Aim of the exercise
All entries are to be given again verbatim.

+++

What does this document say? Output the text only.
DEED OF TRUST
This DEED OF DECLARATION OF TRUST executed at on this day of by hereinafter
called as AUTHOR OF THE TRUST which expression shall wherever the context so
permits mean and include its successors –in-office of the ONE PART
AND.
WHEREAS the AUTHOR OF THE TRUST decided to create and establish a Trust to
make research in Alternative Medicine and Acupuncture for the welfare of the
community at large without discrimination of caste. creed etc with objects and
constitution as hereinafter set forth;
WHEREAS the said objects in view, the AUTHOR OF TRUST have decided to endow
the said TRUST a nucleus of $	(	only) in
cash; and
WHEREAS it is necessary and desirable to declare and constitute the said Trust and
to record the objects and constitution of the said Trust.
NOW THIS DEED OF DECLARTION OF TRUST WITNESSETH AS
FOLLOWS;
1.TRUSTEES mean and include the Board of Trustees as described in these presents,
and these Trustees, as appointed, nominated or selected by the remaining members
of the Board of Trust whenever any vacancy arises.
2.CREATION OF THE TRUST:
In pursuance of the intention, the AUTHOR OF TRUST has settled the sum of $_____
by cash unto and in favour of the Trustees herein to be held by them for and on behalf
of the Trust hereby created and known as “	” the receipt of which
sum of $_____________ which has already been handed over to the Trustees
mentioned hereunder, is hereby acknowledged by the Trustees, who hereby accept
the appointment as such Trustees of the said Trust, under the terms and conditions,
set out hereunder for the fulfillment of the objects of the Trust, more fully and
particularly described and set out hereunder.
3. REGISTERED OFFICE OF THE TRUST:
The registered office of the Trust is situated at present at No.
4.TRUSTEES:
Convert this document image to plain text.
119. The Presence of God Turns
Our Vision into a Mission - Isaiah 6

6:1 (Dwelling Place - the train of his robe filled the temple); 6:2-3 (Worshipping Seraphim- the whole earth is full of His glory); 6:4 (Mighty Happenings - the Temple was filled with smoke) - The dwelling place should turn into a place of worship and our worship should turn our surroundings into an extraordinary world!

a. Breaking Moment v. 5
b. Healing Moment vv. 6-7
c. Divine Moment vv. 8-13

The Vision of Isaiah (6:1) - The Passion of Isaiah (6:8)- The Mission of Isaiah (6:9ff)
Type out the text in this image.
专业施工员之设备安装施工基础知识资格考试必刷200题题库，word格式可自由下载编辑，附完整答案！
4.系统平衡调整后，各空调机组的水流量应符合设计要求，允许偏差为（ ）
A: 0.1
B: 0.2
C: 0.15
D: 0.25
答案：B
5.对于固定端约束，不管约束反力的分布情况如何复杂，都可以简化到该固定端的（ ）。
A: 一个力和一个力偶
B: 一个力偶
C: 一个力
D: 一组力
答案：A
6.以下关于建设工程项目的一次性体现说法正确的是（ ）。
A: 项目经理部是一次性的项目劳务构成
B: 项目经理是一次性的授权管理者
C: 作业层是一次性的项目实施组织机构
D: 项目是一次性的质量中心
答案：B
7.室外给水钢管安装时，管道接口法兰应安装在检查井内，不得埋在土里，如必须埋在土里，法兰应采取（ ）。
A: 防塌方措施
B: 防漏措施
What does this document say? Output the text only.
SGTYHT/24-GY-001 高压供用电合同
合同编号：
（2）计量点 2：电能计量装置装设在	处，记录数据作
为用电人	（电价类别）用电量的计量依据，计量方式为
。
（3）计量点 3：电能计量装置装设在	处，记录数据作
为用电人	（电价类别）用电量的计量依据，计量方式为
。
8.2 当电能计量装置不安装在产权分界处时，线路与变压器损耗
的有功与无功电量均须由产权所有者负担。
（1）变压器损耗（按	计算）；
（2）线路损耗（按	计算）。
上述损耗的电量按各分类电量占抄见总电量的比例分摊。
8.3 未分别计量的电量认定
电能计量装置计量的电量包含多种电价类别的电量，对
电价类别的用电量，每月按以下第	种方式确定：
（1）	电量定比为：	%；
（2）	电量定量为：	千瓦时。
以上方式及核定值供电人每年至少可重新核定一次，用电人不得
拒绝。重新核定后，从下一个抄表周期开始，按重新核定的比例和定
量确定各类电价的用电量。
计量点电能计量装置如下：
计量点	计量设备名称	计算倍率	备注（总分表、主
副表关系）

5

+++

Output for this task
What does this document say? Output the text only.
DEED OF TRUST
This DEED OF DECLARATION OF TRUST executed at on this day of by hereinafter
called as AUTHOR OF THE TRUST which expression shall wherever the context so
permits mean and include its successors –in-office of the ONE PART
AND.
WHEREAS the AUTHOR OF THE TRUST decided to create and establish a Trust to
make research in Alternative Medicine and Acupuncture for the welfare of the
community at large without discrimination of caste. creed etc with objects and
constitution as hereinafter set forth;
WHEREAS the said objects in view, the AUTHOR OF TRUST have decided to endow
the said TRUST a nucleus of $	(	only) in
cash; and
WHEREAS it is necessary and desirable to declare and constitute the said Trust and
to record the objects and constitution of the said Trust.
NOW THIS DEED OF DECLARTION OF TRUST WITNESSETH AS
FOLLOWS;
1.TRUSTEES mean and include the Board of Trustees as described in these presents,
and these Trustees, as appointed, nominated or selected by the remaining members
of the Board of Trust whenever any vacancy arises.
2.CREATION OF THE TRUST:
In pursuance of the intention, the AUTHOR OF TRUST has settled the sum of $_____
by cash unto and in favour of the Trustees herein to be held by them for and on behalf
of the Trust hereby created and known as “	” the receipt of which
sum of $_____________ which has already been handed over to the Trustees
mentioned hereunder, is hereby acknowledged by the Trustees, who hereby accept
the appointment as such Trustees of the said Trust, under the terms and conditions,
set out hereunder for the fulfillment of the objects of the Trust, more fully and
particularly described and set out hereunder.
3. REGISTERED OFFICE OF THE TRUST:
The registered office of the Trust is situated at present at No.
4.TRUSTEES:
Convert this document image to plain text.
119. The Presence of God Turns
Our Vision into a Mission - Isaiah 6

6:1 (Dwelling Place - the train of his robe filled the temple); 6:2-3 (Worshipping Seraphim- the whole earth is full of His glory); 6:4 (Mighty Happenings - the Temple was filled with smoke) - The dwelling place should turn into a place of worship and our worship should turn our surroundings into an extraordinary world!

a. Breaking Moment v. 5
b. Healing Moment vv. 6-7
c. Divine Moment vv. 8-13

The Vision of Isaiah (6:1) - The Passion of Isaiah (6:8)- The Mission of Isaiah (6:9ff)
Type out the text in this image.
专业施工员之设备安装施工基础知识资格考试必刷200题题库，word格式可自由下载编辑，附完整答案！
4.系统平衡调整后，各空调机组的水流量应符合设计要求，允许偏差为（ ）
A: 0.1
B: 0.2
C: 0.15
D: 0.25
答案：B
5.对于固定端约束，不管约束反力的分布情况如何复杂，都可以简化到该固定端的（ ）。
A: 一个力和一个力偶
B: 一个力偶
C: 一个力
D: 一组力
答案：A
6.以下关于建设工程项目的一次性体现说法正确的是（ ）。
A: 项目经理部是一次性的项目劳务构成
B: 项目经理是一次性的授权管理者
C: 作业层是一次性的项目实施组织机构
D: 项目是一次性的质量中心
答案：B
7.室外给水钢管安装时，管道接口法兰应安装在检查井内，不得埋在土里，如必须埋在土里，法兰应采取（ ）。
A: 防塌方措施
B: 防漏措施
What does this document say? Output the text only.
SGTYHT/24-GY-001 高压供用电合同
合同编号：
（2）计量点 2：电能计量装置装设在	处，记录数据作
为用电人	（电价类别）用电量的计量依据，计量方式为
。
（3）计量点 3：电能计量装置装设在	处，记录数据作
为用电人	（电价类别）用电量的计量依据，计量方式为
。
8.2 当电能计量装置不安装在产权分界处时，线路与变压器损耗
的有功与无功电量均须由产权所有者负担。
（1）变压器损耗（按	计算）；
（2）线路损耗（按	计算）。
上述损耗的电量按各分类电量占抄见总电量的比例分摊。
8.3 未分别计量的电量认定
电能计量装置计量的电量包含多种电价类别的电量，对
电价类别的用电量，每月按以下第	种方式确定：
（1）	电量定比为：	%；
（2）	电量定量为：	千瓦时。
以上方式及核定值供电人每年至少可重新核定一次，用电人不得
拒绝。重新核定后，从下一个抄表周期开始，按重新核定的比例和定
量确定各类电价的用电量。
计量点电能计量装置如下：
计量点	计量设备名称	计算倍率	备注（总分表、主
副表关系）

5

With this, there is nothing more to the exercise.